## START Input material
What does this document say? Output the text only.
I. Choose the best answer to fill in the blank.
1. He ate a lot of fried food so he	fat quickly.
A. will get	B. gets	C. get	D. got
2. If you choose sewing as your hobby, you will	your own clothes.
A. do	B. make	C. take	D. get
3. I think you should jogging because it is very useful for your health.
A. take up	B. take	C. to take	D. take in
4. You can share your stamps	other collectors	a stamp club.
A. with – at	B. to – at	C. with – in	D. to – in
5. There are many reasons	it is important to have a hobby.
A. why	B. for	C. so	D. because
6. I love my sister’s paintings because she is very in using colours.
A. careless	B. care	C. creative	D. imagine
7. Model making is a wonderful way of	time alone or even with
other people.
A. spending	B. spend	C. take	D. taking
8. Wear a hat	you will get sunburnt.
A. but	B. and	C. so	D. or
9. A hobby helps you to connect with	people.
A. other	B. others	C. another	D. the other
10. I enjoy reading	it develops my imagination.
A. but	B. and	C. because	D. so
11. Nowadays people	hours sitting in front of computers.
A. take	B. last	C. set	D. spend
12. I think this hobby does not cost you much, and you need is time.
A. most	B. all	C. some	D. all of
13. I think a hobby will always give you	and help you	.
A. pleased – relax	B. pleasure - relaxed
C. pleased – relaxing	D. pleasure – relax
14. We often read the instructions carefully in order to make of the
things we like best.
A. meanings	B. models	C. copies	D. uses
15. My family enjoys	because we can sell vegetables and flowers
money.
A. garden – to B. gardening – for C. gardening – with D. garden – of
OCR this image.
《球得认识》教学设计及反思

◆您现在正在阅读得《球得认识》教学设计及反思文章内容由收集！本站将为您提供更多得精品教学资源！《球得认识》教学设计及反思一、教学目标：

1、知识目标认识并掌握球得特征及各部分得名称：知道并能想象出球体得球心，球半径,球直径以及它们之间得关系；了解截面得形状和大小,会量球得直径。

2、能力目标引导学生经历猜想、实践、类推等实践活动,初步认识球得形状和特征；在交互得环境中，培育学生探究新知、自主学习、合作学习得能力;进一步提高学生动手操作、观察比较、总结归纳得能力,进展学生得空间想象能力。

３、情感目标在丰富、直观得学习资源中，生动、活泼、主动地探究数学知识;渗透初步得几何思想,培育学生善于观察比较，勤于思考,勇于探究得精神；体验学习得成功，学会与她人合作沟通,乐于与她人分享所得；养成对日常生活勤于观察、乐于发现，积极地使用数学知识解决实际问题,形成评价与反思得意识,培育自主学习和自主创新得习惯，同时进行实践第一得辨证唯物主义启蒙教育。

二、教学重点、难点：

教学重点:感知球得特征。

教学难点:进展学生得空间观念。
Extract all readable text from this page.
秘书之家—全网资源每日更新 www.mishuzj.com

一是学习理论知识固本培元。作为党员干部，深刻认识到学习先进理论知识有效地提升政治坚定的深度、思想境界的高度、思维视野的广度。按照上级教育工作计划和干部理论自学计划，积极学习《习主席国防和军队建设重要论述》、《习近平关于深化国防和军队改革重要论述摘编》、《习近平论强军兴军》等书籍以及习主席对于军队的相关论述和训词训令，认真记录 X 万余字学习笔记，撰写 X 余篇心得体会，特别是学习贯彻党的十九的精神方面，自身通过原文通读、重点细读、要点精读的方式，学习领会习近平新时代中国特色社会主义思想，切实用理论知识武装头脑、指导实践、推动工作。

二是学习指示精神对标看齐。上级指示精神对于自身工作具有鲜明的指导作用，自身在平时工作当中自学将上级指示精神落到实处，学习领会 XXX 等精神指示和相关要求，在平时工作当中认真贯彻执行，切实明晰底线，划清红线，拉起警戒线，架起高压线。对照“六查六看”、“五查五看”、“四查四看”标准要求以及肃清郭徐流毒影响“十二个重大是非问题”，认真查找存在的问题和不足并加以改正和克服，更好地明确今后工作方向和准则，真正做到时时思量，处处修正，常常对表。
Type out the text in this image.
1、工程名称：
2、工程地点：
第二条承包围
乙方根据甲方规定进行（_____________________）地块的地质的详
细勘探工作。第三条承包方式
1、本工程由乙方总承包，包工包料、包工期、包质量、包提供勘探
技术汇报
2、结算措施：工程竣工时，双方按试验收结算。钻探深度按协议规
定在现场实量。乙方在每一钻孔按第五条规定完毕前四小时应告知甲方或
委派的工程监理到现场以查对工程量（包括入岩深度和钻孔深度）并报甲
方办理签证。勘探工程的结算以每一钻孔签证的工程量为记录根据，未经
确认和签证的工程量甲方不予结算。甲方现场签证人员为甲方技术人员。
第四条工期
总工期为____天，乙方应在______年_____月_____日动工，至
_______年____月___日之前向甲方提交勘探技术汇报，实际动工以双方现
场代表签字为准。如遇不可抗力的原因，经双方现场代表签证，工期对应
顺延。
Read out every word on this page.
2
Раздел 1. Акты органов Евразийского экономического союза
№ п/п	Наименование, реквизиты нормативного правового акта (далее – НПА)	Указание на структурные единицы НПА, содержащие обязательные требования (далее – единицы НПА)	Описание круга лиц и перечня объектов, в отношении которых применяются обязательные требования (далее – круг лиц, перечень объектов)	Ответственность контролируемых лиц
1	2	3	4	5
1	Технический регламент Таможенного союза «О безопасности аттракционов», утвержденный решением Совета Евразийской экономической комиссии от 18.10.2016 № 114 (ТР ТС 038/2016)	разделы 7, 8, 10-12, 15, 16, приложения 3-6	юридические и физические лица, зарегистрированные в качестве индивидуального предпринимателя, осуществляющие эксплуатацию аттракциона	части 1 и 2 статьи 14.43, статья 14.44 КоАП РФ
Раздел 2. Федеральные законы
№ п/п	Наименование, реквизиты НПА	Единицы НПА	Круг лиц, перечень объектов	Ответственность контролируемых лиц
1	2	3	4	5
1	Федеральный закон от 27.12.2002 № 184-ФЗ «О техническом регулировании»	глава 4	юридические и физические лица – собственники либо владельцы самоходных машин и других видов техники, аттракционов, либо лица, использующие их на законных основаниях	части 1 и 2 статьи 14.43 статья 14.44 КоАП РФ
## END Input material
» **Exercise details**: Restate each record word for word.

» **Response to this exercise**:
What does this document say? Output the text only.
I. Choose the best answer to fill in the blank.
1. He ate a lot of fried food so he	fat quickly.
A. will get	B. gets	C. get	D. got
2. If you choose sewing as your hobby, you will	your own clothes.
A. do	B. make	C. take	D. get
3. I think you should jogging because it is very useful for your health.
A. take up	B. take	C. to take	D. take in
4. You can share your stamps	other collectors	a stamp club.
A. with – at	B. to – at	C. with – in	D. to – in
5. There are many reasons	it is important to have a hobby.
A. why	B. for	C. so	D. because
6. I love my sister’s paintings because she is very in using colours.
A. careless	B. care	C. creative	D. imagine
7. Model making is a wonderful way of	time alone or even with
other people.
A. spending	B. spend	C. take	D. taking
8. Wear a hat	you will get sunburnt.
A. but	B. and	C. so	D. or
9. A hobby helps you to connect with	people.
A. other	B. others	C. another	D. the other
10. I enjoy reading	it develops my imagination.
A. but	B. and	C. because	D. so
11. Nowadays people	hours sitting in front of computers.
A. take	B. last	C. set	D. spend
12. I think this hobby does not cost you much, and you need is time.
A. most	B. all	C. some	D. all of
13. I think a hobby will always give you	and help you	.
A. pleased – relax	B. pleasure - relaxed
C. pleased – relaxing	D. pleasure – relax
14. We often read the instructions carefully in order to make of the
things we like best.
A. meanings	B. models	C. copies	D. uses
15. My family enjoys	because we can sell vegetables and flowers
money.
A. garden – to B. gardening – for C. gardening – with D. garden – of
OCR this image.
《球得认识》教学设计及反思

◆您现在正在阅读得《球得认识》教学设计及反思文章内容由收集！本站将为您提供更多得精品教学资源！《球得认识》教学设计及反思一、教学目标：

1、知识目标认识并掌握球得特征及各部分得名称：知道并能想象出球体得球心，球半径,球直径以及它们之间得关系；了解截面得形状和大小,会量球得直径。

2、能力目标引导学生经历猜想、实践、类推等实践活动,初步认识球得形状和特征；在交互得环境中，培育学生探究新知、自主学习、合作学习得能力;进一步提高学生动手操作、观察比较、总结归纳得能力,进展学生得空间想象能力。

３、情感目标在丰富、直观得学习资源中，生动、活泼、主动地探究数学知识;渗透初步得几何思想,培育学生善于观察比较，勤于思考,勇于探究得精神；体验学习得成功，学会与她人合作沟通,乐于与她人分享所得；养成对日常生活勤于观察、乐于发现，积极地使用数学知识解决实际问题,形成评价与反思得意识,培育自主学习和自主创新得习惯，同时进行实践第一得辨证唯物主义启蒙教育。

二、教学重点、难点：

教学重点:感知球得特征。

教学难点:进展学生得空间观念。
Extract all readable text from this page.
秘书之家—全网资源每日更新 www.mishuzj.com

一是学习理论知识固本培元。作为党员干部，深刻认识到学习先进理论知识有效地提升政治坚定的深度、思想境界的高度、思维视野的广度。按照上级教育工作计划和干部理论自学计划，积极学习《习主席国防和军队建设重要论述》、《习近平关于深化国防和军队改革重要论述摘编》、《习近平论强军兴军》等书籍以及习主席对于军队的相关论述和训词训令，认真记录 X 万余字学习笔记，撰写 X 余篇心得体会，特别是学习贯彻党的十九的精神方面，自身通过原文通读、重点细读、要点精读的方式，学习领会习近平新时代中国特色社会主义思想，切实用理论知识武装头脑、指导实践、推动工作。

二是学习指示精神对标看齐。上级指示精神对于自身工作具有鲜明的指导作用，自身在平时工作当中自学将上级指示精神落到实处，学习领会 XXX 等精神指示和相关要求，在平时工作当中认真贯彻执行，切实明晰底线，划清红线，拉起警戒线，架起高压线。对照“六查六看”、“五查五看”、“四查四看”标准要求以及肃清郭徐流毒影响“十二个重大是非问题”，认真查找存在的问题和不足并加以改正和克服，更好地明确今后工作方向和准则，真正做到时时思量，处处修正，常常对表。
Type out the text in this image.
1、工程名称：
2、工程地点：
第二条承包围
乙方根据甲方规定进行（_____________________）地块的地质的详
细勘探工作。第三条承包方式
1、本工程由乙方总承包，包工包料、包工期、包质量、包提供勘探
技术汇报
2、结算措施：工程竣工时，双方按试验收结算。钻探深度按协议规
定在现场实量。乙方在每一钻孔按第五条规定完毕前四小时应告知甲方或
委派的工程监理到现场以查对工程量（包括入岩深度和钻孔深度）并报甲
方办理签证。勘探工程的结算以每一钻孔签证的工程量为记录根据，未经
确认和签证的工程量甲方不予结算。甲方现场签证人员为甲方技术人员。
第四条工期
总工期为____天，乙方应在______年_____月_____日动工，至
_______年____月___日之前向甲方提交勘探技术汇报，实际动工以双方现
场代表签字为准。如遇不可抗力的原因，经双方现场代表签证，工期对应
顺延。
Read out every word on this page.
2
Раздел 1. Акты органов Евразийского экономического союза
№ п/п	Наименование, реквизиты нормативного правового акта (далее – НПА)	Указание на структурные единицы НПА, содержащие обязательные требования (далее – единицы НПА)	Описание круга лиц и перечня объектов, в отношении которых применяются обязательные требования (далее – круг лиц, перечень объектов)	Ответственность контролируемых лиц
1	2	3	4	5
1	Технический регламент Таможенного союза «О безопасности аттракционов», утвержденный решением Совета Евразийской экономической комиссии от 18.10.2016 № 114 (ТР ТС 038/2016)	разделы 7, 8, 10-12, 15, 16, приложения 3-6	юридические и физические лица, зарегистрированные в качестве индивидуального предпринимателя, осуществляющие эксплуатацию аттракциона	части 1 и 2 статьи 14.43, статья 14.44 КоАП РФ
Раздел 2. Федеральные законы
№ п/п	Наименование, реквизиты НПА	Единицы НПА	Круг лиц, перечень объектов	Ответственность контролируемых лиц
1	2	3	4	5
1	Федеральный закон от 27.12.2002 № 184-ФЗ «О техническом регулировании»	глава 4	юридические и физические лица – собственники либо владельцы самоходных машин и других видов техники, аттракционов, либо лица, использующие их на законных основаниях	части 1 и 2 статьи 14.43 статья 14.44 КоАП РФ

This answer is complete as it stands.